(Entries taken from a collection)
• • • • • • •

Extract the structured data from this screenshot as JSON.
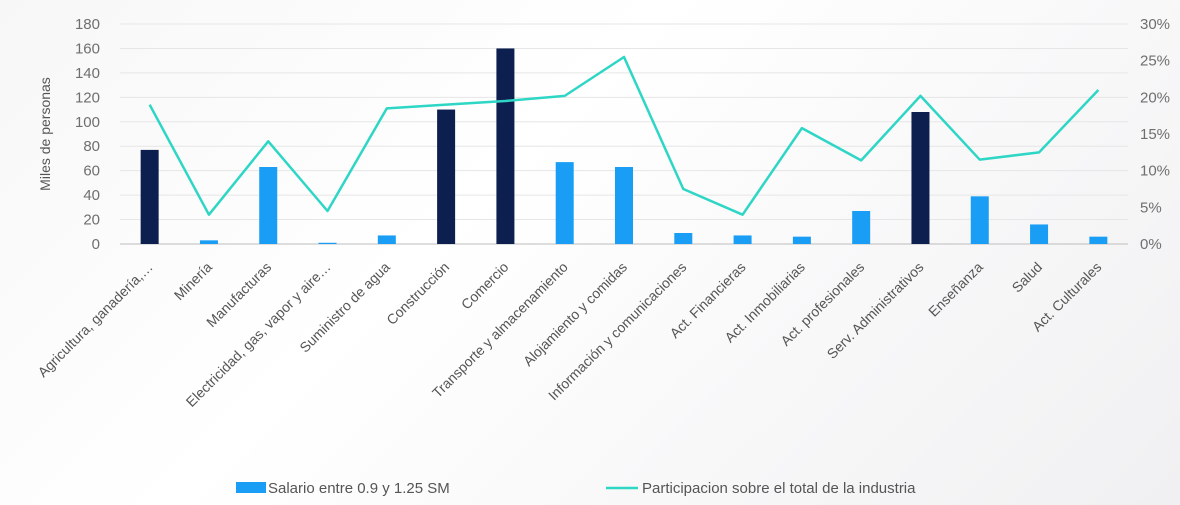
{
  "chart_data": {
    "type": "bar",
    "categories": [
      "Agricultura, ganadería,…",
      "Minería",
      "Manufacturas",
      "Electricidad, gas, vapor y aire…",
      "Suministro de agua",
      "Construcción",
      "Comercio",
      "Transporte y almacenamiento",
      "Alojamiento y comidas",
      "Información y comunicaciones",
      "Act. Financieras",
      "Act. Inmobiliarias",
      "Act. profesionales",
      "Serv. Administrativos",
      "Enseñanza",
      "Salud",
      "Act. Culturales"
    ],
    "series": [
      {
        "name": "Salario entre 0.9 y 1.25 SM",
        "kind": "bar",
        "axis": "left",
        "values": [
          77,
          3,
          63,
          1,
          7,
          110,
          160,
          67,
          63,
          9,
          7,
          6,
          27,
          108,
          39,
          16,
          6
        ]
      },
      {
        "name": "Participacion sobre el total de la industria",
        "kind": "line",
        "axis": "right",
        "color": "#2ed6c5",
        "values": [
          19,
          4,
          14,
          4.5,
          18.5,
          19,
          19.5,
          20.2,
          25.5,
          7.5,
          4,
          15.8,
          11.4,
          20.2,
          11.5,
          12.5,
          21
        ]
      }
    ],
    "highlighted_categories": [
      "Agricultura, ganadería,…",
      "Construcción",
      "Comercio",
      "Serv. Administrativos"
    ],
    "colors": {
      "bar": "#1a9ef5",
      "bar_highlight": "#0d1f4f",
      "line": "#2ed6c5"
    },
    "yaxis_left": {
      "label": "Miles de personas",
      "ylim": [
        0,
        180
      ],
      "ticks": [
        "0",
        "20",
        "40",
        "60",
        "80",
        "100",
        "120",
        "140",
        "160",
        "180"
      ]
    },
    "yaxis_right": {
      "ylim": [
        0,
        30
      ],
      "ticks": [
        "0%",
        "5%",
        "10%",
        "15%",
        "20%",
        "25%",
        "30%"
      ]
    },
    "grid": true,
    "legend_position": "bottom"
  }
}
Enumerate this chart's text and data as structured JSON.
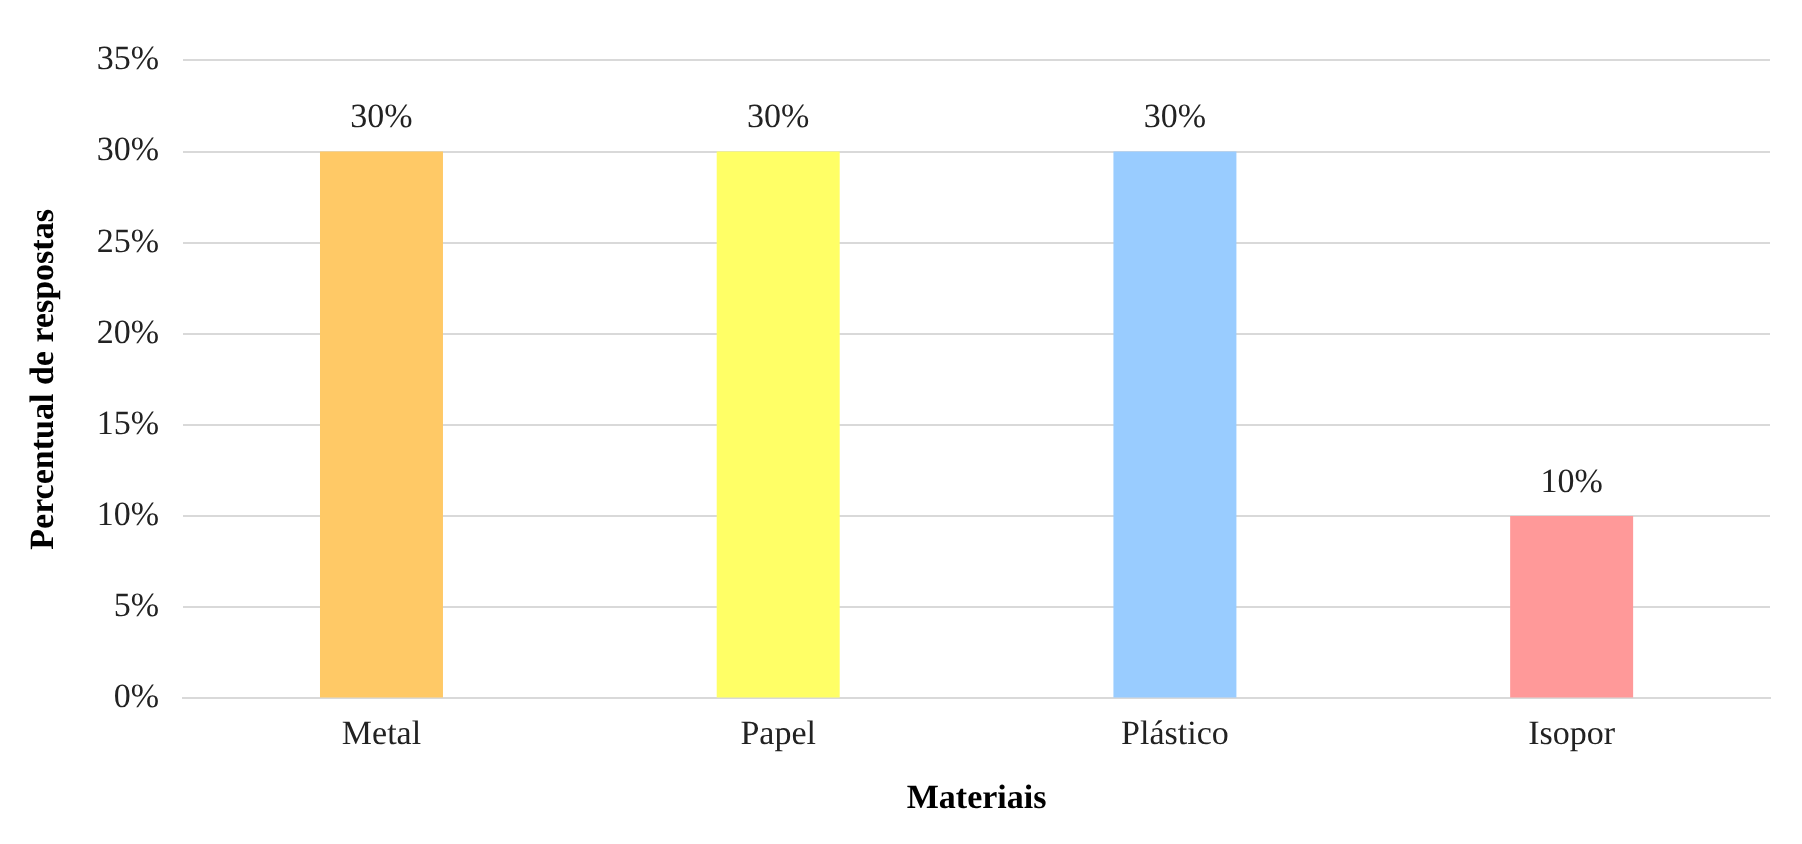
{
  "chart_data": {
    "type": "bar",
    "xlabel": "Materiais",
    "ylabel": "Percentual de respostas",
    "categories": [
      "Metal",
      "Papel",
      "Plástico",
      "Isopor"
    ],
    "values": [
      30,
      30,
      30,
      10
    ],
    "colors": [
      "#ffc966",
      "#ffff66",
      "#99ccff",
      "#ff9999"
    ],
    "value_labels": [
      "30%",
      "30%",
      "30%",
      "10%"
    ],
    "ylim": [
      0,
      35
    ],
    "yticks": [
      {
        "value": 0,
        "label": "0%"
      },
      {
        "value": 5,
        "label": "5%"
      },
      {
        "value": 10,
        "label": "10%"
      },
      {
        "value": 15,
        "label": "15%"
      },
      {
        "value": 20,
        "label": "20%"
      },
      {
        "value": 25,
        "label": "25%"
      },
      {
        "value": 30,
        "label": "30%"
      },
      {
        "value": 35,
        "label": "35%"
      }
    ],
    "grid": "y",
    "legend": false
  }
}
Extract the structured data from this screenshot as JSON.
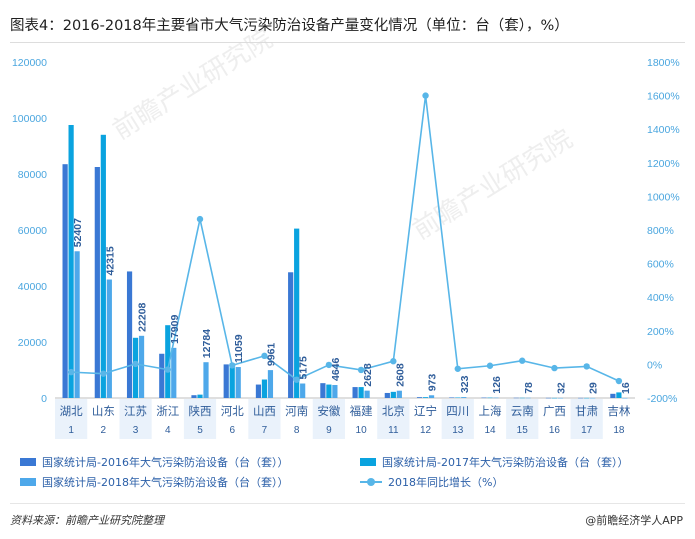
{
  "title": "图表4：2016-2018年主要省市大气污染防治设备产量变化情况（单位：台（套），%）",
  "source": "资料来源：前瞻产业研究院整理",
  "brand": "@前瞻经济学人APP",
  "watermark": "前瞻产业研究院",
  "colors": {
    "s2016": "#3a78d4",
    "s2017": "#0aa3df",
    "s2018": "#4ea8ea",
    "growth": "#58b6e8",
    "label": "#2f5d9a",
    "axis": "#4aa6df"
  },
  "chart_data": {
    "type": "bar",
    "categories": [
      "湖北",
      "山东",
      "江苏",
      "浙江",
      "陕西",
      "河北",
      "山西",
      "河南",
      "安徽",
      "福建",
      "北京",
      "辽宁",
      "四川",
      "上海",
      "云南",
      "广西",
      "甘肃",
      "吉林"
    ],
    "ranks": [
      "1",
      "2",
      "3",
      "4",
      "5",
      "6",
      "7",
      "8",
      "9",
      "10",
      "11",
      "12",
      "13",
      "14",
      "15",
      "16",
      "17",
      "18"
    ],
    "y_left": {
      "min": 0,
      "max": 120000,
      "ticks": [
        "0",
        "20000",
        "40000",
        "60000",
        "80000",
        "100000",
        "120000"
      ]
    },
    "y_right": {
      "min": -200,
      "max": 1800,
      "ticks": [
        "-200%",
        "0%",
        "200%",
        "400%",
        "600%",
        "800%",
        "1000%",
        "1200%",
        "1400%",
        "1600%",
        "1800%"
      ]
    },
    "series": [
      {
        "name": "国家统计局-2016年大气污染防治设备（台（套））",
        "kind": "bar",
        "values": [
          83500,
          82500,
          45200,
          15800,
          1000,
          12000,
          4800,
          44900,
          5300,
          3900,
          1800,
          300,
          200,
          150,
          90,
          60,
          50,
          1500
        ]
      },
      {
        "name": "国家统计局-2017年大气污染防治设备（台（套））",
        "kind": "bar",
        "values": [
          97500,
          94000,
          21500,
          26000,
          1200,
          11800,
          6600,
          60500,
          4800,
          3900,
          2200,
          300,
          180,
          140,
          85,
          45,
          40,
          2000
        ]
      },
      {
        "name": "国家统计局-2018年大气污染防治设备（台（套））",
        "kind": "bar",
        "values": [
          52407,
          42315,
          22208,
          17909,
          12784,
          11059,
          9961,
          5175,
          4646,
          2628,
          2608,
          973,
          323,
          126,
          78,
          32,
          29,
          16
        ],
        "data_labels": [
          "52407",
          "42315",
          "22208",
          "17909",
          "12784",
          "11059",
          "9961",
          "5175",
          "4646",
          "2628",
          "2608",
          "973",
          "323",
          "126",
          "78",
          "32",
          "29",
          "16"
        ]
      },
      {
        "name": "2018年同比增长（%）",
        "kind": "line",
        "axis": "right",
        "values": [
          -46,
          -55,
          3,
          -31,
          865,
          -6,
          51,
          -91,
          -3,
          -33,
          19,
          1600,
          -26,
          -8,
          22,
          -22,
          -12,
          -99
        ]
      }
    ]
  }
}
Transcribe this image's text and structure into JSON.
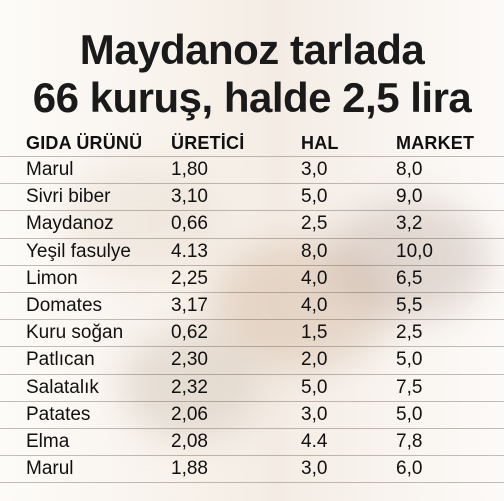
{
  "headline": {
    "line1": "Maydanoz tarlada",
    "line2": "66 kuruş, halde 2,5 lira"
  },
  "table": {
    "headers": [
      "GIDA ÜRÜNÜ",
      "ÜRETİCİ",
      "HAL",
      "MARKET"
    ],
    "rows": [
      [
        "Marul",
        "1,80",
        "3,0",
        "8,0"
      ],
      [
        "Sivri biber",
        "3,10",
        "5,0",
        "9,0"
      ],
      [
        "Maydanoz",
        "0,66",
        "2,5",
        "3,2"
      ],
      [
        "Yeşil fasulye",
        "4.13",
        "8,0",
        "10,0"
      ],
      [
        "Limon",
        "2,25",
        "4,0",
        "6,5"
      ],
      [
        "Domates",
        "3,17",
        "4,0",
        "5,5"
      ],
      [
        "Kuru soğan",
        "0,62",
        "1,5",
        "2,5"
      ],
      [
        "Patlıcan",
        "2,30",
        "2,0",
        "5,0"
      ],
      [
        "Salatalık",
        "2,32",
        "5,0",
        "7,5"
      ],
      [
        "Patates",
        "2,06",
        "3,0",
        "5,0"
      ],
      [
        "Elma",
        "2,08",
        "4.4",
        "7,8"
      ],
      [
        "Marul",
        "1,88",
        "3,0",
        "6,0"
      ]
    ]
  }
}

• • • • • • •

WHAT YOU HAVE TO DO: Your copy should match the entries exactly, minus the pictures.

THE OUTPUT:
Extract the structured data from this screenshot as JSON.
{
  "chart_data": {
    "type": "bar",
    "categories": [
      "Agricultura, ganadería,…",
      "Minería",
      "Manufacturas",
      "Electricidad, gas, vapor y aire…",
      "Suministro de agua",
      "Construcción",
      "Comercio",
      "Transporte y almacenamiento",
      "Alojamiento y comidas",
      "Información y comunicaciones",
      "Act. Financieras",
      "Act. Inmobiliarias",
      "Act. profesionales",
      "Serv. Administrativos",
      "Enseñanza",
      "Salud",
      "Act. Culturales"
    ],
    "series": [
      {
        "name": "Salario entre 0.9 y 1.25 SM",
        "kind": "bar",
        "axis": "left",
        "values": [
          77,
          3,
          63,
          1,
          7,
          110,
          160,
          67,
          63,
          9,
          7,
          6,
          27,
          108,
          39,
          16,
          6
        ]
      },
      {
        "name": "Participacion sobre el total de la industria",
        "kind": "line",
        "axis": "right",
        "color": "#2ed6c5",
        "values": [
          19,
          4,
          14,
          4.5,
          18.5,
          19,
          19.5,
          20.2,
          25.5,
          7.5,
          4,
          15.8,
          11.4,
          20.2,
          11.5,
          12.5,
          21
        ]
      }
    ],
    "highlighted_categories": [
      "Agricultura, ganadería,…",
      "Construcción",
      "Comercio",
      "Serv. Administrativos"
    ],
    "colors": {
      "bar": "#1a9ef5",
      "bar_highlight": "#0d1f4f",
      "line": "#2ed6c5"
    },
    "yaxis_left": {
      "label": "Miles de personas",
      "ylim": [
        0,
        180
      ],
      "ticks": [
        "0",
        "20",
        "40",
        "60",
        "80",
        "100",
        "120",
        "140",
        "160",
        "180"
      ]
    },
    "yaxis_right": {
      "ylim": [
        0,
        30
      ],
      "ticks": [
        "0%",
        "5%",
        "10%",
        "15%",
        "20%",
        "25%",
        "30%"
      ]
    },
    "grid": true,
    "legend_position": "bottom"
  }
}
Enumerate this chart's text and data as structured JSON.
{
  "chart_data": {
    "type": "bar",
    "xlabel": "Materiais",
    "ylabel": "Percentual de respostas",
    "categories": [
      "Metal",
      "Papel",
      "Plástico",
      "Isopor"
    ],
    "values": [
      30,
      30,
      30,
      10
    ],
    "colors": [
      "#ffc966",
      "#ffff66",
      "#99ccff",
      "#ff9999"
    ],
    "value_labels": [
      "30%",
      "30%",
      "30%",
      "10%"
    ],
    "ylim": [
      0,
      35
    ],
    "yticks": [
      {
        "value": 0,
        "label": "0%"
      },
      {
        "value": 5,
        "label": "5%"
      },
      {
        "value": 10,
        "label": "10%"
      },
      {
        "value": 15,
        "label": "15%"
      },
      {
        "value": 20,
        "label": "20%"
      },
      {
        "value": 25,
        "label": "25%"
      },
      {
        "value": 30,
        "label": "30%"
      },
      {
        "value": 35,
        "label": "35%"
      }
    ],
    "grid": "y",
    "legend": false
  }
}
Extract the structured data from this screenshot as JSON.
{
  "title": "图表4：2016-2018年主要省市大气污染防治设备产量变化情况（单位：台（套），%）",
  "source": "资料来源：前瞻产业研究院整理",
  "brand": "@前瞻经济学人APP",
  "watermark": "前瞻产业研究院",
  "colors": {
    "s2016": "#3a78d4",
    "s2017": "#0aa3df",
    "s2018": "#4ea8ea",
    "growth": "#58b6e8",
    "label": "#2f5d9a",
    "axis": "#4aa6df"
  },
  "chart_data": {
    "type": "bar",
    "categories": [
      "湖北",
      "山东",
      "江苏",
      "浙江",
      "陕西",
      "河北",
      "山西",
      "河南",
      "安徽",
      "福建",
      "北京",
      "辽宁",
      "四川",
      "上海",
      "云南",
      "广西",
      "甘肃",
      "吉林"
    ],
    "ranks": [
      "1",
      "2",
      "3",
      "4",
      "5",
      "6",
      "7",
      "8",
      "9",
      "10",
      "11",
      "12",
      "13",
      "14",
      "15",
      "16",
      "17",
      "18"
    ],
    "y_left": {
      "min": 0,
      "max": 120000,
      "ticks": [
        "0",
        "20000",
        "40000",
        "60000",
        "80000",
        "100000",
        "120000"
      ]
    },
    "y_right": {
      "min": -200,
      "max": 1800,
      "ticks": [
        "-200%",
        "0%",
        "200%",
        "400%",
        "600%",
        "800%",
        "1000%",
        "1200%",
        "1400%",
        "1600%",
        "1800%"
      ]
    },
    "series": [
      {
        "name": "国家统计局-2016年大气污染防治设备（台（套））",
        "kind": "bar",
        "values": [
          83500,
          82500,
          45200,
          15800,
          1000,
          12000,
          4800,
          44900,
          5300,
          3900,
          1800,
          300,
          200,
          150,
          90,
          60,
          50,
          1500
        ]
      },
      {
        "name": "国家统计局-2017年大气污染防治设备（台（套））",
        "kind": "bar",
        "values": [
          97500,
          94000,
          21500,
          26000,
          1200,
          11800,
          6600,
          60500,
          4800,
          3900,
          2200,
          300,
          180,
          140,
          85,
          45,
          40,
          2000
        ]
      },
      {
        "name": "国家统计局-2018年大气污染防治设备（台（套））",
        "kind": "bar",
        "values": [
          52407,
          42315,
          22208,
          17909,
          12784,
          11059,
          9961,
          5175,
          4646,
          2628,
          2608,
          973,
          323,
          126,
          78,
          32,
          29,
          16
        ],
        "data_labels": [
          "52407",
          "42315",
          "22208",
          "17909",
          "12784",
          "11059",
          "9961",
          "5175",
          "4646",
          "2628",
          "2608",
          "973",
          "323",
          "126",
          "78",
          "32",
          "29",
          "16"
        ]
      },
      {
        "name": "2018年同比增长（%）",
        "kind": "line",
        "axis": "right",
        "values": [
          -46,
          -55,
          3,
          -31,
          865,
          -6,
          51,
          -91,
          -3,
          -33,
          19,
          1600,
          -26,
          -8,
          22,
          -22,
          -12,
          -99
        ]
      }
    ]
  }
}
Transcribe this image's text and structure into JSON.
{
  "headline": {
    "line1": "Maydanoz tarlada",
    "line2": "66 kuruş, halde 2,5 lira"
  },
  "table": {
    "headers": [
      "GIDA ÜRÜNÜ",
      "ÜRETİCİ",
      "HAL",
      "MARKET"
    ],
    "rows": [
      [
        "Marul",
        "1,80",
        "3,0",
        "8,0"
      ],
      [
        "Sivri biber",
        "3,10",
        "5,0",
        "9,0"
      ],
      [
        "Maydanoz",
        "0,66",
        "2,5",
        "3,2"
      ],
      [
        "Yeşil fasulye",
        "4.13",
        "8,0",
        "10,0"
      ],
      [
        "Limon",
        "2,25",
        "4,0",
        "6,5"
      ],
      [
        "Domates",
        "3,17",
        "4,0",
        "5,5"
      ],
      [
        "Kuru soğan",
        "0,62",
        "1,5",
        "2,5"
      ],
      [
        "Patlıcan",
        "2,30",
        "2,0",
        "5,0"
      ],
      [
        "Salatalık",
        "2,32",
        "5,0",
        "7,5"
      ],
      [
        "Patates",
        "2,06",
        "3,0",
        "5,0"
      ],
      [
        "Elma",
        "2,08",
        "4.4",
        "7,8"
      ],
      [
        "Marul",
        "1,88",
        "3,0",
        "6,0"
      ]
    ]
  }
}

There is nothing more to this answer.